La consigne: Prolongez le texte sur la Catalogne face au gouvernement espagnol en reprenant juste après sa dernière phrase.

Texte sélectionné:
......

Voir la presse espagnole, El Pais, ABC, La Razón, El Periódico et tous les autres (souvent maintenus par des subsides de l’Etat), inventer et amplifier des mensonges m’a enragé longtemps, jusqu’à ce que nous en prenions l’habitude. Voir que les journaux français, les grands Le Monde et Le Figaro en tête, et les télévisions, relayent ces mensonges et occultent les faits criminels découverts en Espagne que le Gouvernement actuel a menés dans ce pays impunément (non pas uniquement sur le problème catalan, mais aussi sur la corruption, par exemple) et qui démontrent qu’en Espagne les libertés essentielles ne sont plus garanties, m’attriste et m’inquiète. Voir la une de Charlie Hebdo « cagouler » et mettre des mitraillettes dans les mains de ceux qui ont fait la première révolution populaire pacifique avec un courage sans limite pour défendre les droits fondamentaux face aux violences d’Etat, et à la fois soutenir les positions d’un gouvernement espagnol sorti de la dictature franquiste utilisant des moyens interdits par la loi pour attaquer tout un peuple, tout en affirmant que ce gouvernement-là défend l’état de droit, m’achève. Ça m’achève presque, parce que la colère nous maintiendra en vie, comme elle nous avait maintenus avant le 20/11/1975, mort de Franco.

Détrompons-nous, l’Espagne ça fait longtemps qu’elle a arrêté de respecter sa propre constitution et elle a mis des tribunaux contrôlés par le gouvernement espagnol au-dessus des décisions du peuple en contradiction avec l’article premier de sa tant évoquée constitution de 1978 :

  • « 1.1. L'Espagne constitue un État de droit, social et démocratique, qui défend comme valeurs suprêmes de son ordre juridique la liberté, la justice, l'égalité et le pluralisme politique.
  • 1.2. La souveraineté nationale appartient au peuple espagnol, dont émanent les pouvoirs de l'État. »

Il commence à se savoir maintenant que le parti au pouvoir à Madrid a eu une démarche contre l’esprit et le texte de la Constitution, bien visible avec la décision de juin 2010 du Tribunal Constitutionnel (déjà commenté). Mais le gouvernement de Madrid n’en est pas resté là dans la persécution politique de la Catalogne. Il a poursuivi en empêchant le parlement catalan de mettre en application les lois que les représentants du peuple librement élus ont approuvées. Des lois de toute sorte, sur le droit de succession, sur l’éducation, mais encore sur la promotion de l’accueil aux immigrants que le « Parlament » Catalan avait souhaitée, et tant d’autres. Avec la maitrise du pouvoir judiciaire qu’ils ont nommé, ils ont bloqué le pouvoir législatif et le pouvoir exécutif catalans. L’usurpation des fonctions et responsabilités octroyées par l’Estatut et la Constitution, à l’exécutif catalan a été flagrante. En reprenant le contrôle de la « Conselleria de Finances de la Generalitat », ils ont confisqué les compétences du gouvernement autonome, en déplaçant des milliers de policiers et Guardia Civil  de toute l’Espagne qui ont envahi les rues pour « maintenir l’ordre » ont confisqué les compétences sur la sécurité du territoire. Ce sont ces forces-là qui ont été responsables des premières et seules violences de toute l’histoire du « Processus » vers l’indépendance commencé par clameur populaire le 10 juillet 2010.

......

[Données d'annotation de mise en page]
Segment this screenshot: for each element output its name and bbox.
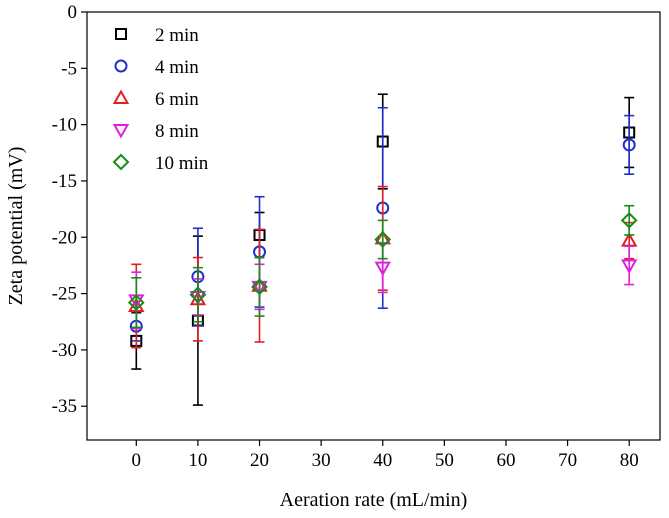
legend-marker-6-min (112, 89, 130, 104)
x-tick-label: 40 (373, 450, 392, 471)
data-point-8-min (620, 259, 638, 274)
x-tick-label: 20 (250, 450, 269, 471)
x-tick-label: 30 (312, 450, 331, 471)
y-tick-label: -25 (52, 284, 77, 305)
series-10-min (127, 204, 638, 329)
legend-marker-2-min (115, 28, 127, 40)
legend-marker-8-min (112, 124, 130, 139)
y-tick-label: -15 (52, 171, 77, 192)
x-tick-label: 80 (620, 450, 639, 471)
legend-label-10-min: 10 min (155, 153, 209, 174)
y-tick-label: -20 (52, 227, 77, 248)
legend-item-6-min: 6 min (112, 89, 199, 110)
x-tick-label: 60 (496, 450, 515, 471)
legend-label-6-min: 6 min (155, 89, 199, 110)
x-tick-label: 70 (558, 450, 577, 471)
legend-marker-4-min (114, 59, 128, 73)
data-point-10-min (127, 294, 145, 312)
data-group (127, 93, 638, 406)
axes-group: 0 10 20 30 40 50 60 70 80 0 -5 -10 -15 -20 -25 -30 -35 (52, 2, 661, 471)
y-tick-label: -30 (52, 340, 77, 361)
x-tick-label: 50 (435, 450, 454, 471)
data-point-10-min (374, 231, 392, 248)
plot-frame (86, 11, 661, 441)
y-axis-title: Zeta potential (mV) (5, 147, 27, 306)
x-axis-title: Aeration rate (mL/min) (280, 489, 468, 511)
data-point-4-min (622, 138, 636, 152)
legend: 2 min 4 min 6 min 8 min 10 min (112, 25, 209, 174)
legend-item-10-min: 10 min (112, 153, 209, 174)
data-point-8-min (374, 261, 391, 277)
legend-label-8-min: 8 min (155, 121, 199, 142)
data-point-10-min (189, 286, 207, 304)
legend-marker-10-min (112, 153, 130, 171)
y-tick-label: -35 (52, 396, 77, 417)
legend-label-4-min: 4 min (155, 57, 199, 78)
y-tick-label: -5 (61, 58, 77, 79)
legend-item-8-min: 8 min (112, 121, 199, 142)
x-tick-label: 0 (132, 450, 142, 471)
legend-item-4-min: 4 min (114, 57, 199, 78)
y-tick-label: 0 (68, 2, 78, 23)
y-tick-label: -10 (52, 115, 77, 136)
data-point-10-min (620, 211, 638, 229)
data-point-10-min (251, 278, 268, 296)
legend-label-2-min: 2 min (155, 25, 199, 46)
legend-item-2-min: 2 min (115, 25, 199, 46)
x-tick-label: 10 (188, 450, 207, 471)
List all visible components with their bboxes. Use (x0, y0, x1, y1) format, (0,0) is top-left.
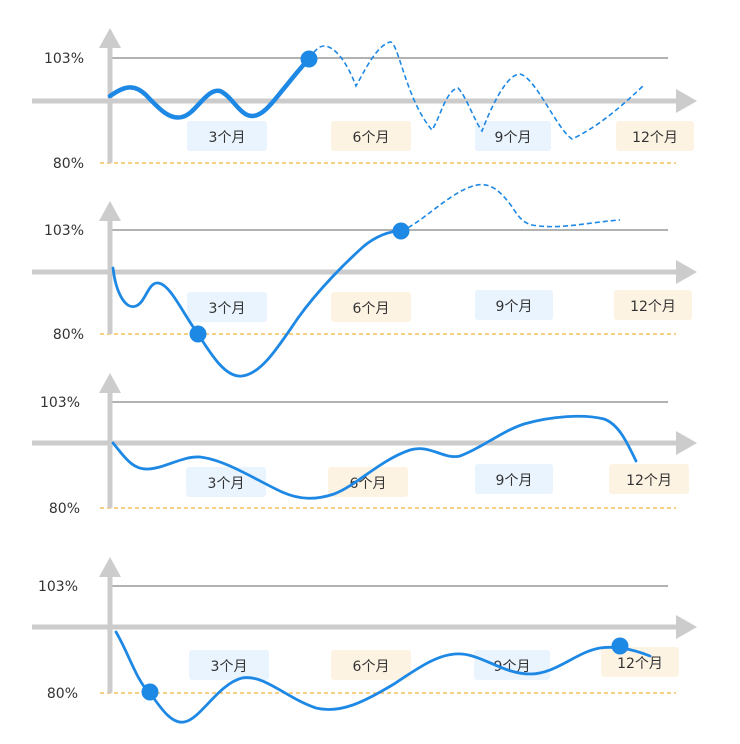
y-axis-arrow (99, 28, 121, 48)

......

Réponse à fournir:
Il restait encore le contrôle des médias. Ceci a été aussi bien ficelé par l’attribution par le Président Aznar de toutes les Télévisions Espagnoles à des groupes financiers affins à la droite monarchique ou encore avec un passé franquiste (comme le Conde de Godo, ou l’Editorial Lara ou Planeta) et la subvention pure et simple de journaux en danger financier comme El Pais ou encore le catalan El Periódico qui ont changé de ligne éditoriale après l’intervention financière de l’Etat. Le contrôle des médias est tellement important et pesant que les journalistes Joan B. Culla et Francesc Serés ont démissionné de « El Pais » pour cause de « censure idéologique ». Joan Francesc Mira, Enric Sòria, Martí Domínguez i Manuel Baixauli les ont suivis ainsi que le critique d’art Josep Casamartina et enfin, une des premières plumes du journal vient d’être limogée: John Carlin. Tous en l’espace de 2 semaines.

Nous sommes face à un pays qu’une grande partie de la presse et les autorités françaises appellent démocratique (« ça fait toute la différence pour reconnaitre le droit des peuples à l’auto-détermination » on écrit). Drôle de démocratie dont le pouvoir exécutif nomme les juges, et les fiscaux généraux, qui parfois décident à leur place. Drôle de démocratie celle où outre le contrôle du pouvoir judiciaire et la presse, le gouvernement de Madrid bloque le législatif et l’exécutif catalans.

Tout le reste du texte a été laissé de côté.